Problem description —
Render every line of the records below as a Markdown table with a Row column that numbers each line and a Text column that holds the line itself. Leave out blank lines.

Recorded data —
-- Start --
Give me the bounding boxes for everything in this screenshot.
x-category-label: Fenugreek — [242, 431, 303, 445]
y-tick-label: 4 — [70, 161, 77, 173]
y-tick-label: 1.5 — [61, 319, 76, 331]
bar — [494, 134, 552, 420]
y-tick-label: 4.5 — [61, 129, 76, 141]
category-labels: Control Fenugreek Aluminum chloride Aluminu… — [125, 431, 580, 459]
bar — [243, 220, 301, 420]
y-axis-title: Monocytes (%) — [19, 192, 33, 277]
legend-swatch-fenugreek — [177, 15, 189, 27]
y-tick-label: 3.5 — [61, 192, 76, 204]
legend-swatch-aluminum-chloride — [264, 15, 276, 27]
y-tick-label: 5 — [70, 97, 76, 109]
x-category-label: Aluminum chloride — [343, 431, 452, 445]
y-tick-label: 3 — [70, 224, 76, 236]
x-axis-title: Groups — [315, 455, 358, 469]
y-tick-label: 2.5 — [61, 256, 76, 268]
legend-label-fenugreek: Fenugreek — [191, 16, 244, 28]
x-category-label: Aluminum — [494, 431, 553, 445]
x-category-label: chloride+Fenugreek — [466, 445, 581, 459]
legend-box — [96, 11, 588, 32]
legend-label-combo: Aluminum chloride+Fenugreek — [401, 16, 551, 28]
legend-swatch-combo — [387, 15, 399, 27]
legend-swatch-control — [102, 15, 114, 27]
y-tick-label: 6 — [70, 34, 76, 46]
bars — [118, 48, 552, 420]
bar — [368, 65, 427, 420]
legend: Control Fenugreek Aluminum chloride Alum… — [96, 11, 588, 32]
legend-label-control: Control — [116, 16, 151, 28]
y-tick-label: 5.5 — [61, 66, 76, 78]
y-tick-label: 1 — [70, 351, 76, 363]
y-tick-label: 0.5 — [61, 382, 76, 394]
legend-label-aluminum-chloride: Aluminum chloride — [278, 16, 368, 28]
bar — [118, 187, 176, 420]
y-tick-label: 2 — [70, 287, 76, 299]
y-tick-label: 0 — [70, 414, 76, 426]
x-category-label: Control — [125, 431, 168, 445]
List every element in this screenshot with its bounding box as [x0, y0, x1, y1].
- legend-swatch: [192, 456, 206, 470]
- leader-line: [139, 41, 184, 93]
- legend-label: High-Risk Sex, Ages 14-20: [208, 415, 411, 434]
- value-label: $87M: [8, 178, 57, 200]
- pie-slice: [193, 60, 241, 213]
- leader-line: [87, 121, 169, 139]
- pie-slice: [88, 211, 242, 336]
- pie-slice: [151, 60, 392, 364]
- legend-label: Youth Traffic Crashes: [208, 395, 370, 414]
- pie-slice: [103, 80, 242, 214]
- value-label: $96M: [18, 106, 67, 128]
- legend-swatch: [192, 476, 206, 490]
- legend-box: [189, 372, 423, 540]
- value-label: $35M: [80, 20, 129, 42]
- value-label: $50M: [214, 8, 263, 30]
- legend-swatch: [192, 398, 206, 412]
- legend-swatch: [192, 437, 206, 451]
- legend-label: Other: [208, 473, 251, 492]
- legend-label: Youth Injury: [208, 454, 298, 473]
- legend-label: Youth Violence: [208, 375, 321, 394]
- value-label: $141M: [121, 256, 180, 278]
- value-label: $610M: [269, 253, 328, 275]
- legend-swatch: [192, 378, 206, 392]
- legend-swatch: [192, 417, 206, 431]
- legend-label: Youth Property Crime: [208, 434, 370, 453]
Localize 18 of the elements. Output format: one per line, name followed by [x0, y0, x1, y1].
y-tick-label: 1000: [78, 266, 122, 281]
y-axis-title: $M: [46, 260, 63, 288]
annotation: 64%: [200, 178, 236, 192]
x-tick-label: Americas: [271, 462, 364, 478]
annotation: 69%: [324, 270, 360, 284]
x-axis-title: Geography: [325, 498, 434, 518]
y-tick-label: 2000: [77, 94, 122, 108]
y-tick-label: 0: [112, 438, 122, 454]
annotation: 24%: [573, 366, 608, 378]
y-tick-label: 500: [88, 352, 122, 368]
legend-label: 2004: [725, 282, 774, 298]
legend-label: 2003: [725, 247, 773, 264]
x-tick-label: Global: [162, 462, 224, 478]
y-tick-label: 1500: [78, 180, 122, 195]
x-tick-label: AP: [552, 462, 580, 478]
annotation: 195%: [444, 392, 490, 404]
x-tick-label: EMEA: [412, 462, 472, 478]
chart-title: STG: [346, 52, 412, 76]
-- End --
Expected answer —
| Row | Text |
|---|---|
| 1 | Give me the bounding boxes for everything in this screenshot. |
| 2 | x-category-label: Fenugreek — [242, 431, 303, 445] |
| 3 | y-tick-label: 4 — [70, 161, 77, 173] |
| 4 | y-tick-label: 1.5 — [61, 319, 76, 331] |
| 5 | bar — [494, 134, 552, 420] |
| 6 | y-tick-label: 4.5 — [61, 129, 76, 141] |
| 7 | category-labels: Control Fenugreek Aluminum chloride Aluminu… — [125, 431, 580, 459] |
| 8 | bar — [243, 220, 301, 420] |
| 9 | y-axis-title: Monocytes (%) — [19, 192, 33, 277] |
| 10 | legend-swatch-fenugreek — [177, 15, 189, 27] |
| 11 | y-tick-label: 3.5 — [61, 192, 76, 204] |
| 12 | legend-swatch-aluminum-chloride — [264, 15, 276, 27] |
| 13 | y-tick-label: 5 — [70, 97, 76, 109] |
| 14 | x-category-label: Aluminum chloride — [343, 431, 452, 445] |
| 15 | y-tick-label: 3 — [70, 224, 76, 236] |
| 16 | x-axis-title: Groups — [315, 455, 358, 469] |
| 17 | y-tick-label: 2.5 — [61, 256, 76, 268] |
| 18 | legend-label-fenugreek: Fenugreek — [191, 16, 244, 28] |
| 19 | x-category-label: Aluminum — [494, 431, 553, 445] |
| 20 | x-category-label: chloride+Fenugreek — [466, 445, 581, 459] |
| 21 | legend-box — [96, 11, 588, 32] |
| 22 | legend-label-combo: Aluminum chloride+Fenugreek — [401, 16, 551, 28] |
| 23 | legend-swatch-combo — [387, 15, 399, 27] |
| 24 | legend-swatch-control — [102, 15, 114, 27] |
| 25 | y-tick-label: 6 — [70, 34, 76, 46] |
| 26 | bars — [118, 48, 552, 420] |
| 27 | bar — [368, 65, 427, 420] |
| 28 | legend: Control Fenugreek Aluminum chloride Alum… — [96, 11, 588, 32] |
| 29 | legend-label-control: Control — [116, 16, 151, 28] |
| 30 | y-tick-label: 5.5 — [61, 66, 76, 78] |
| 31 | y-tick-label: 1 — [70, 351, 76, 363] |
| 32 | y-tick-label: 0.5 — [61, 382, 76, 394] |
| 33 | legend-label-aluminum-chloride: Aluminum chloride — [278, 16, 368, 28] |
| 34 | bar — [118, 187, 176, 420] |
| 35 | y-tick-label: 2 — [70, 287, 76, 299] |
| 36 | y-tick-label: 0 — [70, 414, 76, 426] |
| 37 | x-category-label: Control — [125, 431, 168, 445] |
| 38 | List every element in this screenshot with its bounding box as [x0, y0, x1, y1]. |
| 39 | - legend-swatch: [192, 456, 206, 470] |
| 40 | - leader-line: [139, 41, 184, 93] |
| 41 | - legend-label: High-Risk Sex, Ages 14-20: [208, 415, 411, 434] |
| 42 | - value-label: $87M: [8, 178, 57, 200] |
| 43 | - pie-slice: [193, 60, 241, 213] |
| 44 | - leader-line: [87, 121, 169, 139] |
| 45 | - pie-slice: [88, 211, 242, 336] |
| 46 | - pie-slice: [151, 60, 392, 364] |
| 47 | - legend-label: Youth Traffic Crashes: [208, 395, 370, 414] |
| 48 | - pie-slice: [103, 80, 242, 214] |
| 49 | - value-label: $96M: [18, 106, 67, 128] |
| 50 | - legend-swatch: [192, 476, 206, 490] |
| 51 | - legend-box: [189, 372, 423, 540] |
| 52 | - value-label: $35M: [80, 20, 129, 42] |
| 53 | - value-label: $50M: [214, 8, 263, 30] |
| 54 | - legend-swatch: [192, 398, 206, 412] |
| 55 | - legend-swatch: [192, 437, 206, 451] |
| 56 | - legend-label: Other: [208, 473, 251, 492] |
| 57 | - legend-label: Youth Injury: [208, 454, 298, 473] |
| 58 | - legend-label: Youth Violence: [208, 375, 321, 394] |
| 59 | - value-label: $141M: [121, 256, 180, 278] |
| 60 | - value-label: $610M: [269, 253, 328, 275] |
| 61 | - legend-swatch: [192, 378, 206, 392] |
| 62 | - legend-swatch: [192, 417, 206, 431] |
| 63 | - legend-label: Youth Property Crime: [208, 434, 370, 453] |
| 64 | Localize 18 of the elements. Output format: one per line, name followed by [x0, y0, x1, y1]. |
| 65 | y-tick-label: 1000: [78, 266, 122, 281] |
| 66 | y-axis-title: $M: [46, 260, 63, 288] |
| 67 | annotation: 64%: [200, 178, 236, 192] |
| 68 | x-tick-label: Americas: [271, 462, 364, 478] |
| 69 | annotation: 69%: [324, 270, 360, 284] |
| 70 | x-axis-title: Geography: [325, 498, 434, 518] |
| 71 | y-tick-label: 2000: [77, 94, 122, 108] |
| 72 | y-tick-label: 0: [112, 438, 122, 454] |
| 73 | annotation: 24%: [573, 366, 608, 378] |
| 74 | y-tick-label: 500: [88, 352, 122, 368] |
| 75 | legend-label: 2004: [725, 282, 774, 298] |
| 76 | legend-label: 2003: [725, 247, 773, 264] |
| 77 | x-tick-label: Global: [162, 462, 224, 478] |
| 78 | y-tick-label: 1500: [78, 180, 122, 195] |
| 79 | x-tick-label: AP: [552, 462, 580, 478] |
| 80 | annotation: 195%: [444, 392, 490, 404] |
| 81 | x-tick-label: EMEA: [412, 462, 472, 478] |
| 82 | chart-title: STG: [346, 52, 412, 76] |